Annotated region listings:

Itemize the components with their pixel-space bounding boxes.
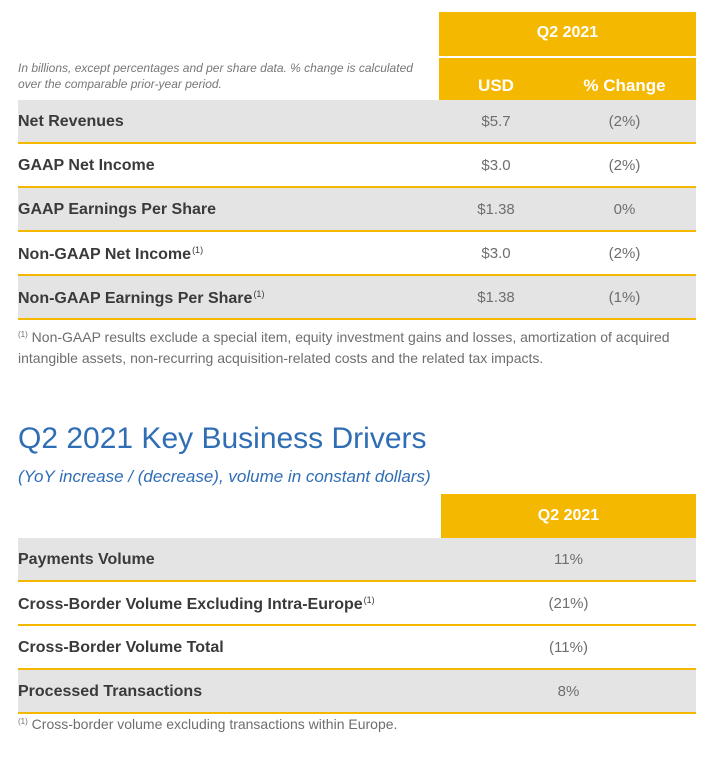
table-row: GAAP Earnings Per Share $1.38 0% bbox=[18, 188, 696, 232]
row-value: 11% bbox=[554, 551, 583, 568]
row-usd-value: $3.0 bbox=[481, 157, 511, 174]
row-usd-value: $1.38 bbox=[477, 289, 515, 306]
section-title: Q2 2021 Key Business Drivers bbox=[18, 422, 427, 455]
footnote-ref: (1) bbox=[253, 289, 265, 299]
table-row: Cross-Border Volume Total (11%) bbox=[18, 626, 696, 670]
row-label: Processed Transactions bbox=[18, 683, 203, 700]
row-change-value: 0% bbox=[613, 201, 636, 218]
footnote-text: Cross-border volume excluding transactio… bbox=[31, 716, 398, 732]
row-label: Net Revenues bbox=[18, 113, 124, 130]
row-change-value: (2%) bbox=[608, 157, 641, 174]
table-row: Processed Transactions 8% bbox=[18, 670, 696, 714]
row-usd-value: $5.7 bbox=[481, 113, 511, 130]
footnote-ref: (1) bbox=[363, 595, 375, 605]
row-label: GAAP Earnings Per Share bbox=[18, 201, 216, 218]
table2-period-header: Q2 2021 bbox=[441, 494, 696, 538]
table-row: Cross-Border Volume Excluding Intra-Euro… bbox=[18, 582, 696, 626]
row-label: Non-GAAP Earnings Per Share(1) bbox=[18, 289, 265, 307]
table1-column-headers: USD % Change bbox=[439, 56, 696, 100]
table-row: GAAP Net Income $3.0 (2%) bbox=[18, 144, 696, 188]
table-row: Payments Volume 11% bbox=[18, 538, 696, 582]
footnote-text: Non-GAAP results exclude a special item,… bbox=[18, 329, 670, 366]
row-value: (21%) bbox=[548, 595, 589, 612]
row-label: Non-GAAP Net Income(1) bbox=[18, 245, 204, 263]
table2-footnote: (1) Cross-border volume excluding transa… bbox=[18, 716, 698, 732]
table1-period-label: Q2 2021 bbox=[536, 24, 599, 41]
row-label: Cross-Border Volume Total bbox=[18, 639, 224, 656]
row-change-value: (2%) bbox=[608, 113, 641, 130]
row-value: (11%) bbox=[549, 639, 588, 656]
table1-period-header: Q2 2021 bbox=[439, 12, 696, 56]
row-change-value: (2%) bbox=[608, 245, 641, 262]
row-change-value: (1%) bbox=[608, 289, 641, 306]
row-usd-value: $3.0 bbox=[481, 245, 511, 262]
row-label: Payments Volume bbox=[18, 551, 155, 568]
table-row: Non-GAAP Net Income(1) $3.0 (2%) bbox=[18, 232, 696, 276]
footnote-ref: (1) bbox=[192, 245, 204, 255]
table-row: Net Revenues $5.7 (2%) bbox=[18, 100, 696, 144]
units-note: In billions, except percentages and per … bbox=[18, 61, 413, 91]
column-change-header: % Change bbox=[583, 76, 666, 95]
table1-footnote: (1) Non-GAAP results exclude a special i… bbox=[18, 324, 708, 369]
row-value: 8% bbox=[557, 683, 580, 700]
row-label: Cross-Border Volume Excluding Intra-Euro… bbox=[18, 595, 375, 613]
footnote-mark: (1) bbox=[18, 330, 28, 339]
column-usd-header: USD bbox=[478, 76, 514, 95]
section-subtitle: (YoY increase / (decrease), volume in co… bbox=[18, 467, 431, 486]
row-usd-value: $1.38 bbox=[477, 201, 515, 218]
row-label: GAAP Net Income bbox=[18, 157, 155, 174]
table2-period-label: Q2 2021 bbox=[537, 507, 600, 524]
table-row: Non-GAAP Earnings Per Share(1) $1.38 (1%… bbox=[18, 276, 696, 320]
footnote-mark: (1) bbox=[18, 717, 28, 726]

YOUR GOAL: Copy every one of the entries above line for line with no changes, leaving out the pictures.

ANSWER:
Itemize the components with their pixel-space bounding boxes.
table-row: GAAP Earnings Per Share $1.38 0% bbox=[18, 188, 696, 232]
row-value: 11% bbox=[554, 551, 583, 568]
row-usd-value: $3.0 bbox=[481, 157, 511, 174]
row-usd-value: $1.38 bbox=[477, 289, 515, 306]
section-title: Q2 2021 Key Business Drivers bbox=[18, 422, 427, 455]
footnote-ref: (1) bbox=[253, 289, 265, 299]
table-row: Cross-Border Volume Total (11%) bbox=[18, 626, 696, 670]
row-label: Processed Transactions bbox=[18, 683, 203, 700]
row-change-value: 0% bbox=[613, 201, 636, 218]
footnote-text: Cross-border volume excluding transactio… bbox=[31, 716, 398, 732]
row-label: Net Revenues bbox=[18, 113, 124, 130]
row-change-value: (2%) bbox=[608, 157, 641, 174]
table-row: Processed Transactions 8% bbox=[18, 670, 696, 714]
row-usd-value: $5.7 bbox=[481, 113, 511, 130]
footnote-ref: (1) bbox=[363, 595, 375, 605]
row-label: GAAP Earnings Per Share bbox=[18, 201, 216, 218]
table2-period-header: Q2 2021 bbox=[441, 494, 696, 538]
table-row: Cross-Border Volume Excluding Intra-Euro… bbox=[18, 582, 696, 626]
row-label: Non-GAAP Earnings Per Share(1) bbox=[18, 289, 265, 307]
table1-column-headers: USD % Change bbox=[439, 56, 696, 100]
table-row: GAAP Net Income $3.0 (2%) bbox=[18, 144, 696, 188]
table-row: Payments Volume 11% bbox=[18, 538, 696, 582]
footnote-text: Non-GAAP results exclude a special item,… bbox=[18, 329, 670, 366]
row-value: (21%) bbox=[548, 595, 589, 612]
row-label: Non-GAAP Net Income(1) bbox=[18, 245, 204, 263]
table2-footnote: (1) Cross-border volume excluding transa… bbox=[18, 716, 698, 732]
table1-period-label: Q2 2021 bbox=[536, 24, 599, 41]
row-label: Cross-Border Volume Total bbox=[18, 639, 224, 656]
row-change-value: (2%) bbox=[608, 113, 641, 130]
row-value: (11%) bbox=[549, 639, 588, 656]
table1-period-header: Q2 2021 bbox=[439, 12, 696, 56]
row-change-value: (2%) bbox=[608, 245, 641, 262]
row-change-value: (1%) bbox=[608, 289, 641, 306]
row-usd-value: $3.0 bbox=[481, 245, 511, 262]
row-label: Payments Volume bbox=[18, 551, 155, 568]
table-row: Non-GAAP Net Income(1) $3.0 (2%) bbox=[18, 232, 696, 276]
footnote-ref: (1) bbox=[192, 245, 204, 255]
table-row: Net Revenues $5.7 (2%) bbox=[18, 100, 696, 144]
units-note: In billions, except percentages and per … bbox=[18, 61, 413, 91]
column-change-header: % Change bbox=[583, 76, 666, 95]
table1-footnote: (1) Non-GAAP results exclude a special i… bbox=[18, 324, 708, 369]
row-value: 8% bbox=[557, 683, 580, 700]
row-label: Cross-Border Volume Excluding Intra-Euro… bbox=[18, 595, 375, 613]
footnote-mark: (1) bbox=[18, 330, 28, 339]
column-usd-header: USD bbox=[478, 76, 514, 95]
section-subtitle: (YoY increase / (decrease), volume in co… bbox=[18, 467, 431, 486]
row-usd-value: $1.38 bbox=[477, 201, 515, 218]
row-label: GAAP Net Income bbox=[18, 157, 155, 174]
table2-period-label: Q2 2021 bbox=[537, 507, 600, 524]
table-row: Non-GAAP Earnings Per Share(1) $1.38 (1%… bbox=[18, 276, 696, 320]
footnote-mark: (1) bbox=[18, 717, 28, 726]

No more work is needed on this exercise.